__TASK PROMPT__
Copy all the material below, exactly as it stands.

***** DATA SHOWN

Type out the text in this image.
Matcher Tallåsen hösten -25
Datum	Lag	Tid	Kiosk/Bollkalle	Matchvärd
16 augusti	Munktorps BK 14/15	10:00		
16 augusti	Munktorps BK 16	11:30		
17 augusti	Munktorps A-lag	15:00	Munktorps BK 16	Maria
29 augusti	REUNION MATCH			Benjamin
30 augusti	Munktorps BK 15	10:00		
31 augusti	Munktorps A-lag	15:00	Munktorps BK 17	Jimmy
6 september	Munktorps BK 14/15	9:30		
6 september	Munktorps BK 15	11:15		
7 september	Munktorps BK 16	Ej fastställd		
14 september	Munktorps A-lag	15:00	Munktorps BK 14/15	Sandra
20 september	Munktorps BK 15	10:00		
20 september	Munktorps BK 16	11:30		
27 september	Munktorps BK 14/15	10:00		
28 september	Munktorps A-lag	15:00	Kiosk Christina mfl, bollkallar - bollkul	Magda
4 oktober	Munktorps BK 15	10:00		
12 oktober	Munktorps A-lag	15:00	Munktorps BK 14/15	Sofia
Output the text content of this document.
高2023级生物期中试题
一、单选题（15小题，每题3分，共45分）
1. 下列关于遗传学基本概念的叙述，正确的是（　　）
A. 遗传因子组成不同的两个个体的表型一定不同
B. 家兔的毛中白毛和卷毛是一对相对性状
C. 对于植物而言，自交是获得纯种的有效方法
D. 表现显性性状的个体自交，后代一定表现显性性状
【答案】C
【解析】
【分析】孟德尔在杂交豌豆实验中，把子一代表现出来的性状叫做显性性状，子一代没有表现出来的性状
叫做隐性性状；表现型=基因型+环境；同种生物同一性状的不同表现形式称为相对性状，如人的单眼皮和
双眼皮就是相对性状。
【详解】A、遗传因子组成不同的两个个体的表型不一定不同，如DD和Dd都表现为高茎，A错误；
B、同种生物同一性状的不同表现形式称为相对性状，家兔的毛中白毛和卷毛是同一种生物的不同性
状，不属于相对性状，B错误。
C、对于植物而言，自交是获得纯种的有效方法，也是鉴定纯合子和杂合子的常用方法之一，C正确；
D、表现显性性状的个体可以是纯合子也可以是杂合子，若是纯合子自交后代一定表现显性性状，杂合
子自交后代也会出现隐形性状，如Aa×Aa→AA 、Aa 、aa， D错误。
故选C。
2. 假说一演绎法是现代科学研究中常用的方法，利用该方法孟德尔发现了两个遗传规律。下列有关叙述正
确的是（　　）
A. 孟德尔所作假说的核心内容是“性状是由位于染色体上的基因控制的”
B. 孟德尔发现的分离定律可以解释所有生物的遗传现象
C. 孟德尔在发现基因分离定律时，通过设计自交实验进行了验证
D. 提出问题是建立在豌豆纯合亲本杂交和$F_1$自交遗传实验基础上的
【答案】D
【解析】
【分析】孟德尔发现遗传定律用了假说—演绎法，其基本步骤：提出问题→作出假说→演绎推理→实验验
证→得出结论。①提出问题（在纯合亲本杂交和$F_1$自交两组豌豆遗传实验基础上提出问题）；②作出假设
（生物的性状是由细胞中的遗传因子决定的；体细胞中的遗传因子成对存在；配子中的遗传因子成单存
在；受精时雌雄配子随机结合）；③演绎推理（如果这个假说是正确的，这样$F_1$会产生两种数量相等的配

**********

__SOLUTION TO THE PROBLEM__
Type out the text in this image.
Matcher Tallåsen hösten -25
Datum	Lag	Tid	Kiosk/Bollkalle	Matchvärd
16 augusti	Munktorps BK 14/15	10:00		
16 augusti	Munktorps BK 16	11:30		
17 augusti	Munktorps A-lag	15:00	Munktorps BK 16	Maria
29 augusti	REUNION MATCH			Benjamin
30 augusti	Munktorps BK 15	10:00		
31 augusti	Munktorps A-lag	15:00	Munktorps BK 17	Jimmy
6 september	Munktorps BK 14/15	9:30		
6 september	Munktorps BK 15	11:15		
7 september	Munktorps BK 16	Ej fastställd		
14 september	Munktorps A-lag	15:00	Munktorps BK 14/15	Sandra
20 september	Munktorps BK 15	10:00		
20 september	Munktorps BK 16	11:30		
27 september	Munktorps BK 14/15	10:00		
28 september	Munktorps A-lag	15:00	Kiosk Christina mfl, bollkallar - bollkul	Magda
4 oktober	Munktorps BK 15	10:00		
12 oktober	Munktorps A-lag	15:00	Munktorps BK 14/15	Sofia
Output the text content of this document.
高2023级生物期中试题
一、单选题（15小题，每题3分，共45分）
1. 下列关于遗传学基本概念的叙述，正确的是（　　）
A. 遗传因子组成不同的两个个体的表型一定不同
B. 家兔的毛中白毛和卷毛是一对相对性状
C. 对于植物而言，自交是获得纯种的有效方法
D. 表现显性性状的个体自交，后代一定表现显性性状
【答案】C
【解析】
【分析】孟德尔在杂交豌豆实验中，把子一代表现出来的性状叫做显性性状，子一代没有表现出来的性状
叫做隐性性状；表现型=基因型+环境；同种生物同一性状的不同表现形式称为相对性状，如人的单眼皮和
双眼皮就是相对性状。
【详解】A、遗传因子组成不同的两个个体的表型不一定不同，如DD和Dd都表现为高茎，A错误；
B、同种生物同一性状的不同表现形式称为相对性状，家兔的毛中白毛和卷毛是同一种生物的不同性
状，不属于相对性状，B错误。
C、对于植物而言，自交是获得纯种的有效方法，也是鉴定纯合子和杂合子的常用方法之一，C正确；
D、表现显性性状的个体可以是纯合子也可以是杂合子，若是纯合子自交后代一定表现显性性状，杂合
子自交后代也会出现隐形性状，如Aa×Aa→AA 、Aa 、aa， D错误。
故选C。
2. 假说一演绎法是现代科学研究中常用的方法，利用该方法孟德尔发现了两个遗传规律。下列有关叙述正
确的是（　　）
A. 孟德尔所作假说的核心内容是“性状是由位于染色体上的基因控制的”
B. 孟德尔发现的分离定律可以解释所有生物的遗传现象
C. 孟德尔在发现基因分离定律时，通过设计自交实验进行了验证
D. 提出问题是建立在豌豆纯合亲本杂交和$F_1$自交遗传实验基础上的
【答案】D
【解析】
【分析】孟德尔发现遗传定律用了假说—演绎法，其基本步骤：提出问题→作出假说→演绎推理→实验验
证→得出结论。①提出问题（在纯合亲本杂交和$F_1$自交两组豌豆遗传实验基础上提出问题）；②作出假设
（生物的性状是由细胞中的遗传因子决定的；体细胞中的遗传因子成对存在；配子中的遗传因子成单存
在；受精时雌雄配子随机结合）；③演绎推理（如果这个假说是正确的，这样$F_1$会产生两种数量相等的配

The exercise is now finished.